- _WHAT YOU WILL DO_:
List each line of the data that holds the string "平方分米", please.

- _EXCERPTED RECORDS_:
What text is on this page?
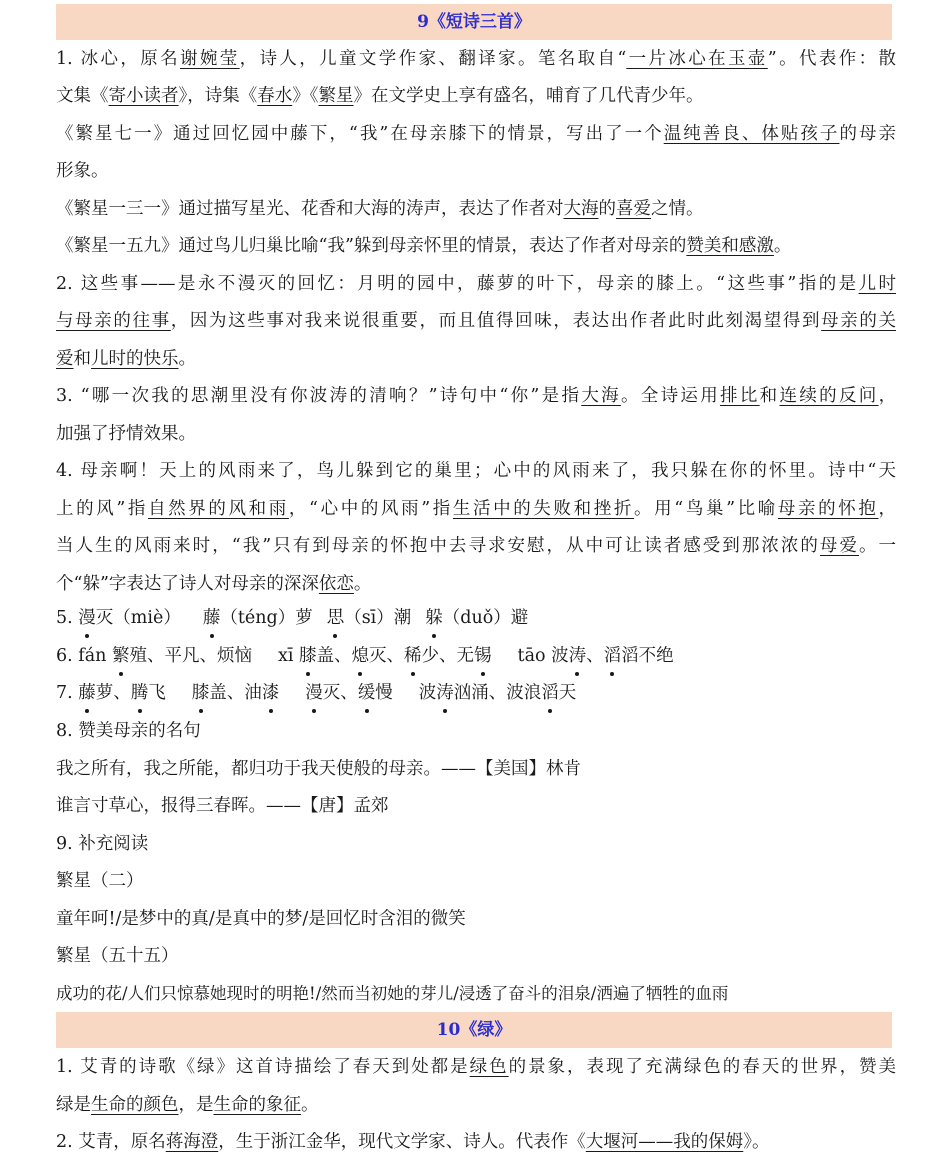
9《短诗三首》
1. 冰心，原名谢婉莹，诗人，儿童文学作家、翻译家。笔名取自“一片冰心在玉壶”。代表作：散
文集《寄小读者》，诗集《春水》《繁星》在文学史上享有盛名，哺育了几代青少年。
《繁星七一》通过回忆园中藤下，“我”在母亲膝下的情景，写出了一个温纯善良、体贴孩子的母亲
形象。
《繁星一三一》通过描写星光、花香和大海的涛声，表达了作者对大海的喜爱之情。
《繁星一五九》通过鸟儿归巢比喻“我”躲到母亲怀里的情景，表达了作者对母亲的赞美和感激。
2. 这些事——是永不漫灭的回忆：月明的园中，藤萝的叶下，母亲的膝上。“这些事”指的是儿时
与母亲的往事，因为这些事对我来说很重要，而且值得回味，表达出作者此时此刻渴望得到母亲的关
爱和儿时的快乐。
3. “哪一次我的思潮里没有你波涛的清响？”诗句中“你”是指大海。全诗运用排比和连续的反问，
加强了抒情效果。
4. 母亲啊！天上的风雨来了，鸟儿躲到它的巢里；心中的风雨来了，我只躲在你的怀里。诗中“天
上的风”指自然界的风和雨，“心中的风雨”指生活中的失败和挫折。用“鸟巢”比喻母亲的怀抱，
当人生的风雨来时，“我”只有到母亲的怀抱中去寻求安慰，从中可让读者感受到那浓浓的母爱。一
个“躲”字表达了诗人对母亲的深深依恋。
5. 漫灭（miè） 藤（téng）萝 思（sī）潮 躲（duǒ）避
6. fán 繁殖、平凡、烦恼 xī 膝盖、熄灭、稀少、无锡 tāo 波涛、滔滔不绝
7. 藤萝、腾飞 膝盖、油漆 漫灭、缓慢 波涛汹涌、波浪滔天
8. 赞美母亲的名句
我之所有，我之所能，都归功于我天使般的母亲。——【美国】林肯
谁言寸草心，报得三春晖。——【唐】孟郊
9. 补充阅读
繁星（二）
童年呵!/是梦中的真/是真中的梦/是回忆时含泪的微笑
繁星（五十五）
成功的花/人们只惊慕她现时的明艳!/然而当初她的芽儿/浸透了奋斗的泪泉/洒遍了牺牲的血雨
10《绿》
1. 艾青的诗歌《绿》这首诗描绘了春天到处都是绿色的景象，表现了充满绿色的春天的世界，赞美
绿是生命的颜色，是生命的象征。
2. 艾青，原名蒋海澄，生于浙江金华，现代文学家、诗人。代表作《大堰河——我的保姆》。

* * *

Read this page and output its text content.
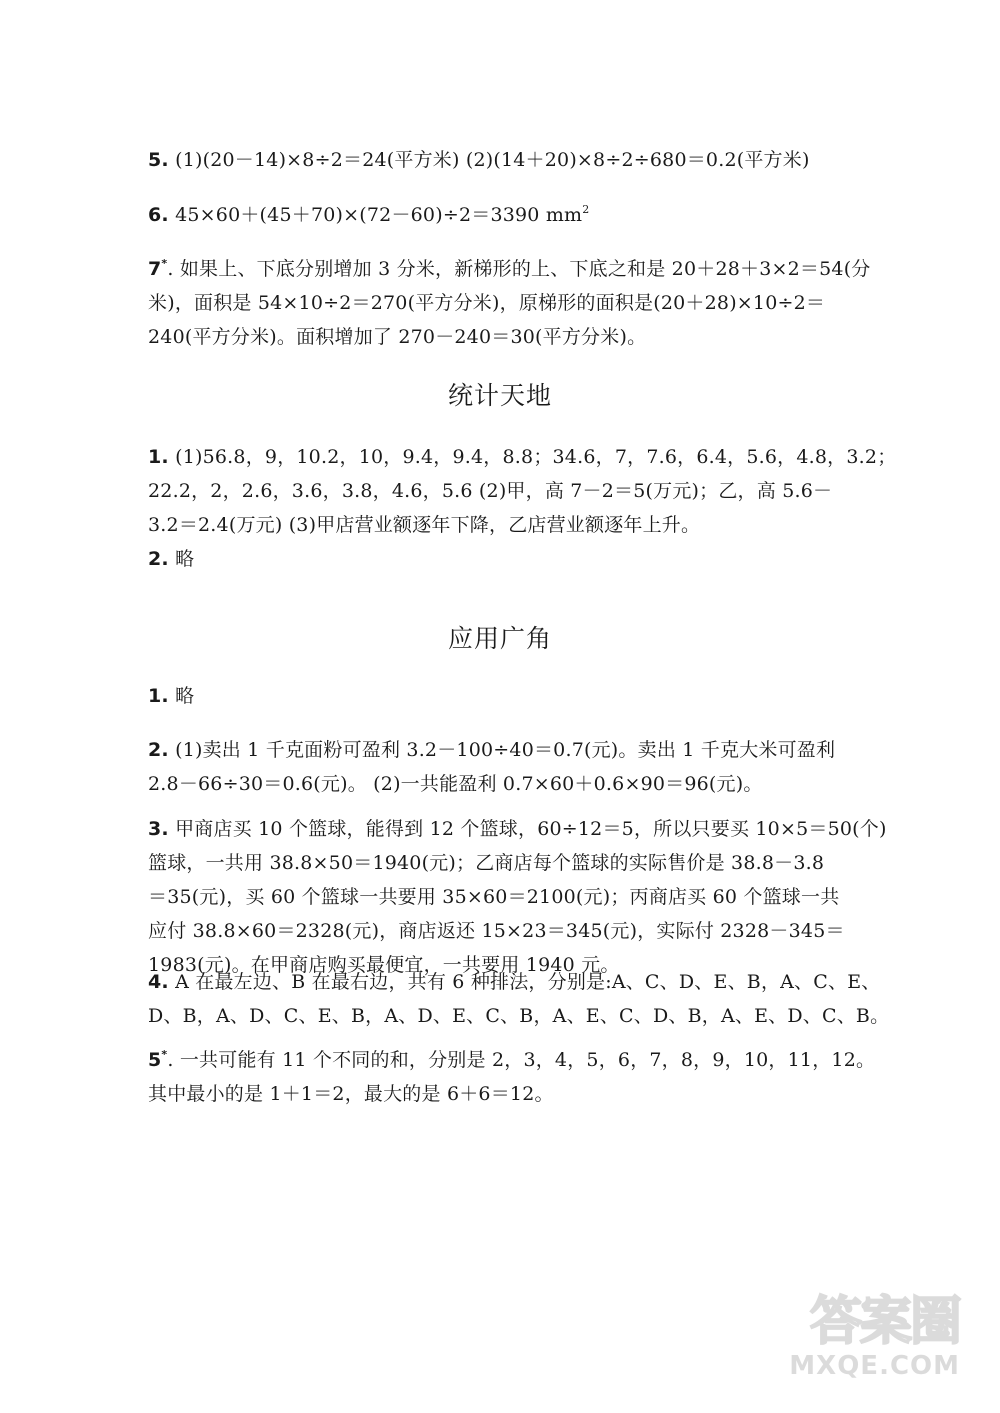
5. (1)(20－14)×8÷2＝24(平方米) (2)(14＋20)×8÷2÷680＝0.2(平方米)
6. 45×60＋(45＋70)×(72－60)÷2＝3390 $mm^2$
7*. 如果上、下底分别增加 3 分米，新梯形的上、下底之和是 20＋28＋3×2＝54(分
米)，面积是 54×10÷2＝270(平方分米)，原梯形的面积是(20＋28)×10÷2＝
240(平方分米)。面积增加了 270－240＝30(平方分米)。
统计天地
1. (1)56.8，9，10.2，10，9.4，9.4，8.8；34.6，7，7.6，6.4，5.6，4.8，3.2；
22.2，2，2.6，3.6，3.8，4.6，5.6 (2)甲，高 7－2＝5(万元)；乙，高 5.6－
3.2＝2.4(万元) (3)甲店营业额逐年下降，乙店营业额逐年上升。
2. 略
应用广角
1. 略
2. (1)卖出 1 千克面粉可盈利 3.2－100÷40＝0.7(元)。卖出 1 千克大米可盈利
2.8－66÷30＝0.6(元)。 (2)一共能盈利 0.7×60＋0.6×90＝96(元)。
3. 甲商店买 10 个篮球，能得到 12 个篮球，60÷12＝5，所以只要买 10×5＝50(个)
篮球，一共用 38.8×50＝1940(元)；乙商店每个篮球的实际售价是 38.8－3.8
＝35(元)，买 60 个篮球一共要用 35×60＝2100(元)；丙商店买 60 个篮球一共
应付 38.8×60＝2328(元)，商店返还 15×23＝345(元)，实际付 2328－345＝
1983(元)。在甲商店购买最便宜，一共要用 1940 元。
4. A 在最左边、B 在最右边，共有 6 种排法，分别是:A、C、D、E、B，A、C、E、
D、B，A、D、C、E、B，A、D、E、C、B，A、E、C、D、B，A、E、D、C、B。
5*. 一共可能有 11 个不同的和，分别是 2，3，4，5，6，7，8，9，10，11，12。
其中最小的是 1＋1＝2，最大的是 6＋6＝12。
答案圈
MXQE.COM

- _SOLUTION TO THE PROBLEM_:
米)，面积是 54×10÷2＝270(平方分米)，原梯形的面积是(20＋28)×10÷2＝
240(平方分米)。面积增加了 270－240＝30(平方分米)。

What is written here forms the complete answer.